Compute how many lines in the entries below include the string "JSON". Only the number is wanted.
----- Material provided
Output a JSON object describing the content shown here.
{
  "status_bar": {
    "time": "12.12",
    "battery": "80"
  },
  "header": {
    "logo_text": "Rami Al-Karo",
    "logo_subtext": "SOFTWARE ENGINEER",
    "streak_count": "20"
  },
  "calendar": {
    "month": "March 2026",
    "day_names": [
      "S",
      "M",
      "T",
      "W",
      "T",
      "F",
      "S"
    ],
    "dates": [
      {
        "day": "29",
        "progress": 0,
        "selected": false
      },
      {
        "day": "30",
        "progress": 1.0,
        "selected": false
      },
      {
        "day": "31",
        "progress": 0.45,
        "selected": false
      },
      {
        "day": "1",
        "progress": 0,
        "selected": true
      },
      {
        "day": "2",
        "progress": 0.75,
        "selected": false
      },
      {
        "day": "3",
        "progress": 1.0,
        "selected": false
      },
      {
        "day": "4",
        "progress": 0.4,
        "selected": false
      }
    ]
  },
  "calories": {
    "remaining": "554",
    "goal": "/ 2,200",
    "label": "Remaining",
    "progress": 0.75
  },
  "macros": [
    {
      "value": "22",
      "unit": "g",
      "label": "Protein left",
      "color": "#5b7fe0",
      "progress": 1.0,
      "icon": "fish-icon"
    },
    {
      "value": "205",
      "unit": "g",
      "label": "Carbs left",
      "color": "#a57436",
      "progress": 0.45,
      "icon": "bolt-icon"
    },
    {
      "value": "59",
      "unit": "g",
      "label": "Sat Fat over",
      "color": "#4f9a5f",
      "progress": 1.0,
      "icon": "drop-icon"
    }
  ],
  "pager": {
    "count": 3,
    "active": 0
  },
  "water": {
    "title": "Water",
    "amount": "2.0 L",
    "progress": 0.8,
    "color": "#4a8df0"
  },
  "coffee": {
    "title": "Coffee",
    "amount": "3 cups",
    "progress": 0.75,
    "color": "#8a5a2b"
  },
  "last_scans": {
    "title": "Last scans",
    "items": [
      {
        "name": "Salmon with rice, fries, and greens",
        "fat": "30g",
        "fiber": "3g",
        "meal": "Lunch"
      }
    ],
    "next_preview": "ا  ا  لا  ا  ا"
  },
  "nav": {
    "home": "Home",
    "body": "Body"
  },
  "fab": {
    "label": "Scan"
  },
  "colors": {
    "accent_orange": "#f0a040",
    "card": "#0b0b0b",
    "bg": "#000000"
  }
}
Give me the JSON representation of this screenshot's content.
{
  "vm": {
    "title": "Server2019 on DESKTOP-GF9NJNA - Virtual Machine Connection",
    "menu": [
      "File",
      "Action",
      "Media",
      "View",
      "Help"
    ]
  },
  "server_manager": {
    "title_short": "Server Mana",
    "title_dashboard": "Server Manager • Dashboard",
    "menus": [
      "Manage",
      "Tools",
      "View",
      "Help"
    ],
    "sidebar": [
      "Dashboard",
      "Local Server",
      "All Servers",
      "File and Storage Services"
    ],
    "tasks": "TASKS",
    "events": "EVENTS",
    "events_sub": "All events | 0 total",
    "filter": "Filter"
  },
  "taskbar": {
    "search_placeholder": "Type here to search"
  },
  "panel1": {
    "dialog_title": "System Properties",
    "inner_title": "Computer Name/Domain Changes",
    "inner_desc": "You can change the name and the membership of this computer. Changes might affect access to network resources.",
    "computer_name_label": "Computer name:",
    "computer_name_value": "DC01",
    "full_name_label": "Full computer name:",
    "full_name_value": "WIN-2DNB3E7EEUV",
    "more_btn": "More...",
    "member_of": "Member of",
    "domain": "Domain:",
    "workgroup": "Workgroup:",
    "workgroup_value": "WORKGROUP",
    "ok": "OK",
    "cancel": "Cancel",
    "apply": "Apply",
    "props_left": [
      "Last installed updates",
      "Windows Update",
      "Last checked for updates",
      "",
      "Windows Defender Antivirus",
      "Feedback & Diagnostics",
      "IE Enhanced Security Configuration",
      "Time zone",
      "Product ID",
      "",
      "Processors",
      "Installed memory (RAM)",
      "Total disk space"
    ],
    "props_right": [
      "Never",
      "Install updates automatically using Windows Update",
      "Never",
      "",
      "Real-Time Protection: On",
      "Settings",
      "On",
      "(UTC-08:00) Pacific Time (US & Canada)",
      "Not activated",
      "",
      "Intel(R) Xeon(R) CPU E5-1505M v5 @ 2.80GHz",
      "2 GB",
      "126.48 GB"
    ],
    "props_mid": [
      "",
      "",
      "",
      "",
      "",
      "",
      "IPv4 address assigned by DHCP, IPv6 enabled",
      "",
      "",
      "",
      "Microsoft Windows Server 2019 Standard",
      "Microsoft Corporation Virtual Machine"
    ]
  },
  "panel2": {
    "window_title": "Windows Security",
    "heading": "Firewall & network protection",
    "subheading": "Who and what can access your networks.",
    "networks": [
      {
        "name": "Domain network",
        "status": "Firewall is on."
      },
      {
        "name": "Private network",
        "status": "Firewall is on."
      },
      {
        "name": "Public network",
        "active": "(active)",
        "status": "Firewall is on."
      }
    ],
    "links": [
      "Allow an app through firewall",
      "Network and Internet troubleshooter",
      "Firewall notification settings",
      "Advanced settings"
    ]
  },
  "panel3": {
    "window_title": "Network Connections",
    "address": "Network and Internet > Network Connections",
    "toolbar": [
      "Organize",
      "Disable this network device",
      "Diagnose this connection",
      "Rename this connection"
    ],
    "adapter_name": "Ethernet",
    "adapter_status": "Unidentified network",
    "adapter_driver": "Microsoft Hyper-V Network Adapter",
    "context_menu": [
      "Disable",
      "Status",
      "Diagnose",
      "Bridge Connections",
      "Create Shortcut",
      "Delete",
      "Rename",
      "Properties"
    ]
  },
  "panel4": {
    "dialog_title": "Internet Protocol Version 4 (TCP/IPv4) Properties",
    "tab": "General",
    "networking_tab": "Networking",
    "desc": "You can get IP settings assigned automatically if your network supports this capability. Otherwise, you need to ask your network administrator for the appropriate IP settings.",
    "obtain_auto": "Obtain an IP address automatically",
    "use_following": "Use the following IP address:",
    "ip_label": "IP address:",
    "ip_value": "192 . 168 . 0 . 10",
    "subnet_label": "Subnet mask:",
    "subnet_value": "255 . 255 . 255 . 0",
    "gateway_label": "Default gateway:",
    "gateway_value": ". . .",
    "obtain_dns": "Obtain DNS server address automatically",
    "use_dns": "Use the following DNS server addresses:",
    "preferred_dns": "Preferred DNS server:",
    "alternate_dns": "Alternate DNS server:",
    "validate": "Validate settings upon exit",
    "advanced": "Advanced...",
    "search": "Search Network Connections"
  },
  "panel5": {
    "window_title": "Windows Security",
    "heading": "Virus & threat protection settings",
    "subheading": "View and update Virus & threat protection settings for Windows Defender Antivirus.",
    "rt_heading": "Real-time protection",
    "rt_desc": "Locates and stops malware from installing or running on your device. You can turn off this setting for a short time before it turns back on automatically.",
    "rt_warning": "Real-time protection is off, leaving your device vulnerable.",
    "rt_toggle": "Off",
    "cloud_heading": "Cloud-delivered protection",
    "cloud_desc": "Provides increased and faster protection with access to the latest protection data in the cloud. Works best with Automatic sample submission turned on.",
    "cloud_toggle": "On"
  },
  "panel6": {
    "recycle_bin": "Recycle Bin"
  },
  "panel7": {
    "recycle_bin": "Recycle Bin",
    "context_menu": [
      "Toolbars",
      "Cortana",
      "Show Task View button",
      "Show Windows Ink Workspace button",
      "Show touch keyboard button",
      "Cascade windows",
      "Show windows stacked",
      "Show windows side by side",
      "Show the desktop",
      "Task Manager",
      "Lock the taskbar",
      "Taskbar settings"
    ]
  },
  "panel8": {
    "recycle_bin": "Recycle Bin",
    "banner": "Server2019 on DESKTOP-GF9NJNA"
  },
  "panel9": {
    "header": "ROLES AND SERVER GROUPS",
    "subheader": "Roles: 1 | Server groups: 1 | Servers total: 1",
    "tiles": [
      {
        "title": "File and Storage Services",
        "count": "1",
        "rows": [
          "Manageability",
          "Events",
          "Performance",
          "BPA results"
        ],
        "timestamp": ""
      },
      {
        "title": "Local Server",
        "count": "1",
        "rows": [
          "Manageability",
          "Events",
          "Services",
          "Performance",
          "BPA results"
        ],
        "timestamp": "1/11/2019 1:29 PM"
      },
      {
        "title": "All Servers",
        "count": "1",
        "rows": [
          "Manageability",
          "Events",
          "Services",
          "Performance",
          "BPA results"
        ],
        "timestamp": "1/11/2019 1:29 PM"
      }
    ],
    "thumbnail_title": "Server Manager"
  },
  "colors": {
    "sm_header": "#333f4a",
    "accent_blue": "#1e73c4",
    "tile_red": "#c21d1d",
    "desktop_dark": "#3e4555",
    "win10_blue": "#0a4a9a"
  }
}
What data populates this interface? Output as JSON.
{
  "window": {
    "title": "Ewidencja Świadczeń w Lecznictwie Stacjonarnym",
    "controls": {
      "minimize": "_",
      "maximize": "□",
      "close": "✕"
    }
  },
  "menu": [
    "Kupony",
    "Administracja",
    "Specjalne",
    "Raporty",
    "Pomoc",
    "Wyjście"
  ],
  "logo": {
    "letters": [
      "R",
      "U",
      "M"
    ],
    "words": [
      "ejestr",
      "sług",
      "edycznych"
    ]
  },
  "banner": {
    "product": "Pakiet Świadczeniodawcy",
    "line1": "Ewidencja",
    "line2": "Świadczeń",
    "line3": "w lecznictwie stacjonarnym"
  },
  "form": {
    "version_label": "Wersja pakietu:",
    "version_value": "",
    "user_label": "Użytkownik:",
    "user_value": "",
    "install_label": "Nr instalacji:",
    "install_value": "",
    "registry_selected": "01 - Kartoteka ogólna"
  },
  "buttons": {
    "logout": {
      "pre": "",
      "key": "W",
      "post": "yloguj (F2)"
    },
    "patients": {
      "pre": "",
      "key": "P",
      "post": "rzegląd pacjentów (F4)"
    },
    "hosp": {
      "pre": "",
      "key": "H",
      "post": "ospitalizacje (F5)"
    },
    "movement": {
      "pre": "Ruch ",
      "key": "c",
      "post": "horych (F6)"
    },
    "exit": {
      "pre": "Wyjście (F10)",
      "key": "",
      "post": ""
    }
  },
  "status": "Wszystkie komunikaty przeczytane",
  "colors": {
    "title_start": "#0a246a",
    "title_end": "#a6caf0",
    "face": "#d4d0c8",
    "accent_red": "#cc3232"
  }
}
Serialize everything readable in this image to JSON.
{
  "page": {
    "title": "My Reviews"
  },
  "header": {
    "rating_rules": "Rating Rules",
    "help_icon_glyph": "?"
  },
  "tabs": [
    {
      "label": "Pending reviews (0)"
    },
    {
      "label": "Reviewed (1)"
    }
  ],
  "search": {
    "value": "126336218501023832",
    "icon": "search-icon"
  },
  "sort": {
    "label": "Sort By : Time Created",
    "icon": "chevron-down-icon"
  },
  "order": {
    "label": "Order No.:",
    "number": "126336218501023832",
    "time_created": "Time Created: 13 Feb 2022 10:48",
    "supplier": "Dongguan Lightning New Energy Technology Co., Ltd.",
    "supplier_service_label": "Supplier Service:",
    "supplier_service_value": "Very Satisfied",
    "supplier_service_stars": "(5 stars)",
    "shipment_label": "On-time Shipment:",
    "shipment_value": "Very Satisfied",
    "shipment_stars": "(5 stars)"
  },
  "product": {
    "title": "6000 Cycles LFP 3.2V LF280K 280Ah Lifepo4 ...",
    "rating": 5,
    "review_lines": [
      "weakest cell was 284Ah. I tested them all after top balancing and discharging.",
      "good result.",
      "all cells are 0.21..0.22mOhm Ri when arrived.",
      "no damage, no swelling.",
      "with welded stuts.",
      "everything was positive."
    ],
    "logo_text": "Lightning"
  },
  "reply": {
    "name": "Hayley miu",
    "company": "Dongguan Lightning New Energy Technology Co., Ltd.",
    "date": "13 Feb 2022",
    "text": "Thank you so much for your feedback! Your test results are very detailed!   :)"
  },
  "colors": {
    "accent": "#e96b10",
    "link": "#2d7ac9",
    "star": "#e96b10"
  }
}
----------
### Answer for this exercise
4